◆ **Document extract**:
The Day I Pretended To Be A Senior Citizen So I Could Get Free Vegetables
Stapled onto trees, tacked onto utility poles, taped onto the flat surfaces of electrical boxes: FREE FRUITS! FREE VEGETABLES! Thursday! Between 1 pm and 2 pm, come get your free food!
No desserts so obviously some vegan keto psycho was loose in the neighborhood, trying to make us all die with low blood pressure.
On the appointed day I watched two men shovel potatoes and tomatoes and peppers into the bags of the people assembled. So many apples, so many clementines, so many carrots. I got in line. The men smiled at me. I fake smiled back.
“Carrots?” One asked me. I nodded as I nudged a woman on a walker ever so slightly. She was taking up two spaces and only wobbled for a second or two.
“Apples?” The other man asked. I nodded again. An older gentleman stepped on my left foot with his cane. As if occupying the middle seat on an airplane, I shoved him back so he would know who was the Cane Boss. I rubbed my elbow, which was definitely going to bruise. Man, these old people were made of cement.

◆ **What to produce**:
Answer these questions about the free vegetables story:
1. On what day and between what hours was the free food handed out?
2. How many men were shoveling produce into people's bags?
3. Which of the narrator's feet did the older gentleman step on, and with what?
You won't need the items that come after the text.

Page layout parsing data
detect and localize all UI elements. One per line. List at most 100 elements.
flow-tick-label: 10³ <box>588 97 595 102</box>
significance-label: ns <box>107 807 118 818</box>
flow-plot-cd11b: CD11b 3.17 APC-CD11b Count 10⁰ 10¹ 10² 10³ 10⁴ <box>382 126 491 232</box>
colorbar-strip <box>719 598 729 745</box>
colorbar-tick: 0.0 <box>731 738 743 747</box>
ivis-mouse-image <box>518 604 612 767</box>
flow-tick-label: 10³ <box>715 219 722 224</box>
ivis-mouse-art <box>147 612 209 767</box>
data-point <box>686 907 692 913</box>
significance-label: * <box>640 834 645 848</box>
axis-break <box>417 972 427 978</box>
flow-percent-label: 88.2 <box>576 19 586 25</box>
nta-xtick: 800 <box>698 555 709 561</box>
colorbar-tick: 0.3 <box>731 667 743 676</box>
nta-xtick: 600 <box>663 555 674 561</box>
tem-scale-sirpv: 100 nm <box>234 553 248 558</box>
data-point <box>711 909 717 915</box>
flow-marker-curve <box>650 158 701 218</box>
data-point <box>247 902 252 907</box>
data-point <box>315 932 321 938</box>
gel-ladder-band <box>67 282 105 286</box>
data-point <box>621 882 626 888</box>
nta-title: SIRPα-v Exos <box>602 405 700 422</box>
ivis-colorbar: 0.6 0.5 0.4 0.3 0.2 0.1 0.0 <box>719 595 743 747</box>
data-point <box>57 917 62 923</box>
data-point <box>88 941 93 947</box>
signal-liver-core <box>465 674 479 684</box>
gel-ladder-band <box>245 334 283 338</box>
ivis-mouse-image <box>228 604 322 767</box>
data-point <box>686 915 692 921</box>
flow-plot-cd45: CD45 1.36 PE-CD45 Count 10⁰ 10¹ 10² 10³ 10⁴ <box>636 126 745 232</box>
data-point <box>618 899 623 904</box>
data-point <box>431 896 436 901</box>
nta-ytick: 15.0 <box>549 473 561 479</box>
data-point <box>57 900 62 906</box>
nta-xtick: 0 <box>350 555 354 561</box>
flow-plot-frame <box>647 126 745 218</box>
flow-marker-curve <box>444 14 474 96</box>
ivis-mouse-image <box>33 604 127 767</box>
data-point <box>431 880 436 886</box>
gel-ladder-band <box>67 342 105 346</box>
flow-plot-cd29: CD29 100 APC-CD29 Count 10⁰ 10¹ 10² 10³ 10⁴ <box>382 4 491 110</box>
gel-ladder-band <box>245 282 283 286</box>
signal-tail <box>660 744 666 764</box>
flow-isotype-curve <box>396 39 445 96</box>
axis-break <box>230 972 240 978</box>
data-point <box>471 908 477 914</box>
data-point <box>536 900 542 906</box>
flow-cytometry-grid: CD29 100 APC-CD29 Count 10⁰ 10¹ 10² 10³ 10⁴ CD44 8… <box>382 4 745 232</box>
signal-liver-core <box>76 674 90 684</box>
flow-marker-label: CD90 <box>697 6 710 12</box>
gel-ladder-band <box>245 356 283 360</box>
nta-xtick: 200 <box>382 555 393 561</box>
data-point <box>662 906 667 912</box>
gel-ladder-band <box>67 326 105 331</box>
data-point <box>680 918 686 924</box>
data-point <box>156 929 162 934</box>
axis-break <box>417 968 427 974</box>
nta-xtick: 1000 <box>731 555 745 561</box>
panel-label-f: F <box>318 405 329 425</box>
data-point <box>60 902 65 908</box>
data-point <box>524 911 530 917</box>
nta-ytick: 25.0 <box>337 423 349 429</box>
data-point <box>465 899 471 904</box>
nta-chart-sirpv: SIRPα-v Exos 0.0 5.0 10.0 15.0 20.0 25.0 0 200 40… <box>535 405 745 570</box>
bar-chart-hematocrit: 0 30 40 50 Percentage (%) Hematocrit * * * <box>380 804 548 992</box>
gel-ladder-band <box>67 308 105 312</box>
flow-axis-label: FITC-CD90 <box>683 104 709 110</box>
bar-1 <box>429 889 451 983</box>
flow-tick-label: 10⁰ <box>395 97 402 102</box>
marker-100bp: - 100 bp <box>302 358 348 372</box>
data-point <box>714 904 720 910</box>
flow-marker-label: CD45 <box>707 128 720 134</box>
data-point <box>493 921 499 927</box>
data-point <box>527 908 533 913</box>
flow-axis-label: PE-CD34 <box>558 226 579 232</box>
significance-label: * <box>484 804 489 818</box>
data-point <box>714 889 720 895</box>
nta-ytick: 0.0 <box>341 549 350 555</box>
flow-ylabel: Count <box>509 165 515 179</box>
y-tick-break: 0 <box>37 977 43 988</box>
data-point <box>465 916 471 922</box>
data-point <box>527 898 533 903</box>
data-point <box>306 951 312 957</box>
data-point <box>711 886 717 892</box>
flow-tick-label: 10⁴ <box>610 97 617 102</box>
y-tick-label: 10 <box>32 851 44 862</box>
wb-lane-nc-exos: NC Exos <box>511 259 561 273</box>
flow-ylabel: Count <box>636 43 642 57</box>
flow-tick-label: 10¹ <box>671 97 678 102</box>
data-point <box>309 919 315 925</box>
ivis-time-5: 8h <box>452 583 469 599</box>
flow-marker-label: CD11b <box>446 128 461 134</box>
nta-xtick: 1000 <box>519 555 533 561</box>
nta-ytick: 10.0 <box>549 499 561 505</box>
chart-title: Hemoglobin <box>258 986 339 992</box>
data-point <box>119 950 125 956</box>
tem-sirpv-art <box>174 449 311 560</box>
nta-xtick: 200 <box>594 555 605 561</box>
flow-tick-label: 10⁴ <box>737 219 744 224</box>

◆ **Task answer**:
1. Thursday, between 1 pm and 2 pm.
2. Two.
3. The left foot, with his cane.